* Begin DATASET ROWS *

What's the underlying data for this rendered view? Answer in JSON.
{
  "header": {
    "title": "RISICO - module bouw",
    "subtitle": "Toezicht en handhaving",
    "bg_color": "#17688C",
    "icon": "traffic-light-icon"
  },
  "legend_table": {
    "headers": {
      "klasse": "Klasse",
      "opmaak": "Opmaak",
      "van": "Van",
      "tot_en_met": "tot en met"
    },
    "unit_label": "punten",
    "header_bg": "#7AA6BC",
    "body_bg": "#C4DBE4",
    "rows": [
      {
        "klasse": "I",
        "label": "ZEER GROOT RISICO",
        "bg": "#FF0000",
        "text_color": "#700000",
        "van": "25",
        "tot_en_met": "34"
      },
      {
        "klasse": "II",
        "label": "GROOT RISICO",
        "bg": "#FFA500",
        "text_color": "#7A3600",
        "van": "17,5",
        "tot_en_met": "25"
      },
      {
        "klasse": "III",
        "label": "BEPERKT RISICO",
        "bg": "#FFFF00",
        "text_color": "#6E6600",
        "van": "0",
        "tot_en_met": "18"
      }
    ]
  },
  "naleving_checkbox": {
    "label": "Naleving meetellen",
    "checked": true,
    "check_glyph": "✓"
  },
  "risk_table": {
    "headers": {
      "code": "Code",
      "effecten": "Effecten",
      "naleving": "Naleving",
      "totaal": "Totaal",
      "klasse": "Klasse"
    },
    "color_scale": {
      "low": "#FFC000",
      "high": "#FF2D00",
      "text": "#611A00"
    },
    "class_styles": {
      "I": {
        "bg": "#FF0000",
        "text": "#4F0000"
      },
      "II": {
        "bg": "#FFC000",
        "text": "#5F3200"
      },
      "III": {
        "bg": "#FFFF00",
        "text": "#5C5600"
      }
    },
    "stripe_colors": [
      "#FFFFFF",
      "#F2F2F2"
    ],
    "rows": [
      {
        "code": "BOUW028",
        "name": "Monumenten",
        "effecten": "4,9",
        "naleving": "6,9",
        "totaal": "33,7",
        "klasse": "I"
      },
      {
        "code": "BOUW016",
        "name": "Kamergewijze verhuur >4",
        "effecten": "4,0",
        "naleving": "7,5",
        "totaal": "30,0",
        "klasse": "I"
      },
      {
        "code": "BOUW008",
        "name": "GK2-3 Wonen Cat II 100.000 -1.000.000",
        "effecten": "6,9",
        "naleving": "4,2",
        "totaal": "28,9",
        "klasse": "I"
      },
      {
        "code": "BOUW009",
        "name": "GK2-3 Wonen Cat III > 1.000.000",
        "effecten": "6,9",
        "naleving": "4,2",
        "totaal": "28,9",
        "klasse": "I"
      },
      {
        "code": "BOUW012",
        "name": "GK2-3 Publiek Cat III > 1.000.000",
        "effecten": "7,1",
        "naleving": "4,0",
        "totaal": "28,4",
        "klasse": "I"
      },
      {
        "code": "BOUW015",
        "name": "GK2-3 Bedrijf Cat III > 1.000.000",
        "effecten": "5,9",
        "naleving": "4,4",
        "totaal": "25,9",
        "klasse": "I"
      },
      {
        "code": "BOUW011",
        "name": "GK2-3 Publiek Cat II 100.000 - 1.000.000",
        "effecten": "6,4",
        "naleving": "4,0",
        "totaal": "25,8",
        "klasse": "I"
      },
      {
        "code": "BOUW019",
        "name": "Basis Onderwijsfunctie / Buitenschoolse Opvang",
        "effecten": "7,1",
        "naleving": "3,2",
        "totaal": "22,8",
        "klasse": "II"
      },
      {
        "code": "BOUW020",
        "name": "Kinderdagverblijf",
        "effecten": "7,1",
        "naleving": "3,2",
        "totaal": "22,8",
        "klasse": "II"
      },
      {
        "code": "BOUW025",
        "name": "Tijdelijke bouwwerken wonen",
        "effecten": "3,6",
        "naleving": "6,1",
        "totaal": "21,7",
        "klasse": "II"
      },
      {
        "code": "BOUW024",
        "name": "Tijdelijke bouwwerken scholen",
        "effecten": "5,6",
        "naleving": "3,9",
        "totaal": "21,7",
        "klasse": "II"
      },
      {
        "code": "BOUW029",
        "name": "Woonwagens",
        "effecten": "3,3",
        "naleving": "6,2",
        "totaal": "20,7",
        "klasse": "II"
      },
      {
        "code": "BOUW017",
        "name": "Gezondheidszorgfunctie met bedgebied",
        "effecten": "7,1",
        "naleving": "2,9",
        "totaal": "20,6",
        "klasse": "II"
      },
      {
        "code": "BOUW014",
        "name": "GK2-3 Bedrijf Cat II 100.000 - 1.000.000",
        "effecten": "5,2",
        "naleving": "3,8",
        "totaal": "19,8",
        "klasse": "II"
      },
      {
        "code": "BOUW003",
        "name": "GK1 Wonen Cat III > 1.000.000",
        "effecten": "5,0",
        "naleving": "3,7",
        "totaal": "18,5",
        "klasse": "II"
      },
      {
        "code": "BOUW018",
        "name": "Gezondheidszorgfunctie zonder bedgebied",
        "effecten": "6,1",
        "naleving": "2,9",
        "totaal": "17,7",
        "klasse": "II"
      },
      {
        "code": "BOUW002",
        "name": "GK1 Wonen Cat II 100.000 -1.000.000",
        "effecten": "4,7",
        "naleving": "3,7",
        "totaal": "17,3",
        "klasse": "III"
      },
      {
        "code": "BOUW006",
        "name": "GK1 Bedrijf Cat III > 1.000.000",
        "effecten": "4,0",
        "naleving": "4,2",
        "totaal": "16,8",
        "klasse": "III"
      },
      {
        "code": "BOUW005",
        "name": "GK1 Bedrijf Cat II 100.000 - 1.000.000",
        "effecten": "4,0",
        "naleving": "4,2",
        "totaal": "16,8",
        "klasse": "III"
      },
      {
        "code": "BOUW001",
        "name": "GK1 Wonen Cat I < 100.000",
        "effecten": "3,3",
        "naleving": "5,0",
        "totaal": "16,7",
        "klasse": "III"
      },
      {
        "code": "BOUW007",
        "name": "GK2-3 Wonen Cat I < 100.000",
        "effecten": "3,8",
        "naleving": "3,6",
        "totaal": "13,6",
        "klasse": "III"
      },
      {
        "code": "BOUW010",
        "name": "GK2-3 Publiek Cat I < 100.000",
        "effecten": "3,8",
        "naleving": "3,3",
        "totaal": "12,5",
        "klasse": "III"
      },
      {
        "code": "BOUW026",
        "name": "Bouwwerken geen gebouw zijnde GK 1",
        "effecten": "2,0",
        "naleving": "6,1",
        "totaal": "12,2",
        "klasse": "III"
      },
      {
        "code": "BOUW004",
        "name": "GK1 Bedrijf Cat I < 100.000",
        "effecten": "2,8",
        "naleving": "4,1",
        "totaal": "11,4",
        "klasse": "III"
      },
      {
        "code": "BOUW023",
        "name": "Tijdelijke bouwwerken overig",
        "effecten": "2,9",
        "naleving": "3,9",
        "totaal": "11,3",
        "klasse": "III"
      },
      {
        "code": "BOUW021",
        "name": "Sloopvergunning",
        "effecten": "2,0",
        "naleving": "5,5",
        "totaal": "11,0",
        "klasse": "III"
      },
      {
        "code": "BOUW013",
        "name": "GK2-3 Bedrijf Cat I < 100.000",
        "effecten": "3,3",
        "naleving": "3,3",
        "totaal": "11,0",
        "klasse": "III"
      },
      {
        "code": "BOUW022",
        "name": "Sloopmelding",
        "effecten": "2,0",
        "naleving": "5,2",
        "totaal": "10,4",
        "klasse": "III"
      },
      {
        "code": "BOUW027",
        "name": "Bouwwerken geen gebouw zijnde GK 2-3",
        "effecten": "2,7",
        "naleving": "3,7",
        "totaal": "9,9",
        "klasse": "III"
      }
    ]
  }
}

* End DATASET ROWS *

→ **TASK TO COMPLETE**: In the lines above, locate the string "Gezondheidszorgfunctie". Copy every line where it occurs.

→ **IN RESPONSE**:
        "name": "Gezondheidszorgfunctie met bedgebied",
        "name": "Gezondheidszorgfunctie zonder bedgebied",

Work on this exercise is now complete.